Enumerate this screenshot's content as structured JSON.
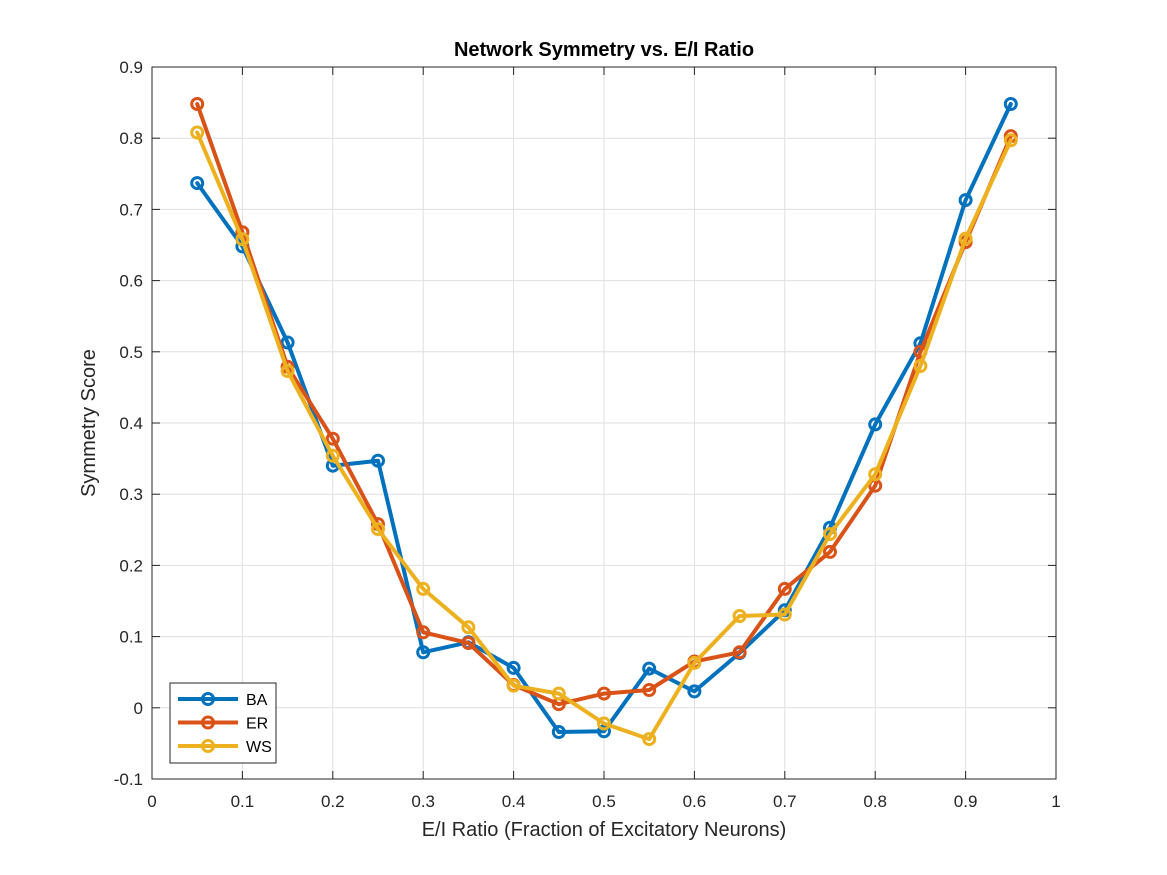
{
  "chart_data": {
    "type": "line",
    "title": "Network Symmetry vs. E/I Ratio",
    "xlabel": "E/I Ratio (Fraction of Excitatory Neurons)",
    "ylabel": "Symmetry Score",
    "xlim": [
      0,
      1
    ],
    "ylim": [
      -0.1,
      0.9
    ],
    "xticks": [
      0,
      0.1,
      0.2,
      0.3,
      0.4,
      0.5,
      0.6,
      0.7,
      0.8,
      0.9,
      1
    ],
    "xtick_labels": [
      "0",
      "0.1",
      "0.2",
      "0.3",
      "0.4",
      "0.5",
      "0.6",
      "0.7",
      "0.8",
      "0.9",
      "1"
    ],
    "yticks": [
      -0.1,
      0,
      0.1,
      0.2,
      0.3,
      0.4,
      0.5,
      0.6,
      0.7,
      0.8,
      0.9
    ],
    "ytick_labels": [
      "-0.1",
      "0",
      "0.1",
      "0.2",
      "0.3",
      "0.4",
      "0.5",
      "0.6",
      "0.7",
      "0.8",
      "0.9"
    ],
    "grid": true,
    "legend_position": "bottom-left",
    "marker": "circle",
    "x": [
      0.05,
      0.1,
      0.15,
      0.2,
      0.25,
      0.3,
      0.35,
      0.4,
      0.45,
      0.5,
      0.55,
      0.6,
      0.65,
      0.7,
      0.75,
      0.8,
      0.85,
      0.9,
      0.95
    ],
    "series": [
      {
        "name": "BA",
        "color": "#0072BD",
        "values": [
          0.737,
          0.648,
          0.513,
          0.34,
          0.347,
          0.078,
          0.092,
          0.056,
          -0.034,
          -0.033,
          0.055,
          0.023,
          0.077,
          0.137,
          0.253,
          0.398,
          0.512,
          0.713,
          0.848
        ]
      },
      {
        "name": "ER",
        "color": "#D95319",
        "values": [
          0.848,
          0.668,
          0.479,
          0.378,
          0.258,
          0.106,
          0.091,
          0.032,
          0.005,
          0.02,
          0.025,
          0.065,
          0.078,
          0.167,
          0.219,
          0.312,
          0.5,
          0.654,
          0.803
        ]
      },
      {
        "name": "WS",
        "color": "#EDB120",
        "values": [
          0.808,
          0.658,
          0.473,
          0.354,
          0.251,
          0.167,
          0.113,
          0.031,
          0.02,
          -0.022,
          -0.044,
          0.063,
          0.129,
          0.131,
          0.244,
          0.328,
          0.48,
          0.659,
          0.797
        ]
      }
    ]
  }
}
□ □ □ □ □ □ □
Print all of the entries word for word. Skip any images they contain.

Enumerate this screenshot's content as structured JSON.
{
  "chart_data": {
    "type": "line",
    "title": "Network Symmetry vs. E/I Ratio",
    "xlabel": "E/I Ratio (Fraction of Excitatory Neurons)",
    "ylabel": "Symmetry Score",
    "xlim": [
      0,
      1
    ],
    "ylim": [
      -0.1,
      0.9
    ],
    "xticks": [
      0,
      0.1,
      0.2,
      0.3,
      0.4,
      0.5,
      0.6,
      0.7,
      0.8,
      0.9,
      1
    ],
    "xtick_labels": [
      "0",
      "0.1",
      "0.2",
      "0.3",
      "0.4",
      "0.5",
      "0.6",
      "0.7",
      "0.8",
      "0.9",
      "1"
    ],
    "yticks": [
      -0.1,
      0,
      0.1,
      0.2,
      0.3,
      0.4,
      0.5,
      0.6,
      0.7,
      0.8,
      0.9
    ],
    "ytick_labels": [
      "-0.1",
      "0",
      "0.1",
      "0.2",
      "0.3",
      "0.4",
      "0.5",
      "0.6",
      "0.7",
      "0.8",
      "0.9"
    ],
    "grid": true,
    "legend_position": "bottom-left",
    "marker": "circle",
    "x": [
      0.05,
      0.1,
      0.15,
      0.2,
      0.25,
      0.3,
      0.35,
      0.4,
      0.45,
      0.5,
      0.55,
      0.6,
      0.65,
      0.7,
      0.75,
      0.8,
      0.85,
      0.9,
      0.95
    ],
    "series": [
      {
        "name": "BA",
        "color": "#0072BD",
        "values": [
          0.737,
          0.648,
          0.513,
          0.34,
          0.347,
          0.078,
          0.092,
          0.056,
          -0.034,
          -0.033,
          0.055,
          0.023,
          0.077,
          0.137,
          0.253,
          0.398,
          0.512,
          0.713,
          0.848
        ]
      },
      {
        "name": "ER",
        "color": "#D95319",
        "values": [
          0.848,
          0.668,
          0.479,
          0.378,
          0.258,
          0.106,
          0.091,
          0.032,
          0.005,
          0.02,
          0.025,
          0.065,
          0.078,
          0.167,
          0.219,
          0.312,
          0.5,
          0.654,
          0.803
        ]
      },
      {
        "name": "WS",
        "color": "#EDB120",
        "values": [
          0.808,
          0.658,
          0.473,
          0.354,
          0.251,
          0.167,
          0.113,
          0.031,
          0.02,
          -0.022,
          -0.044,
          0.063,
          0.129,
          0.131,
          0.244,
          0.328,
          0.48,
          0.659,
          0.797
        ]
      }
    ]
  }
}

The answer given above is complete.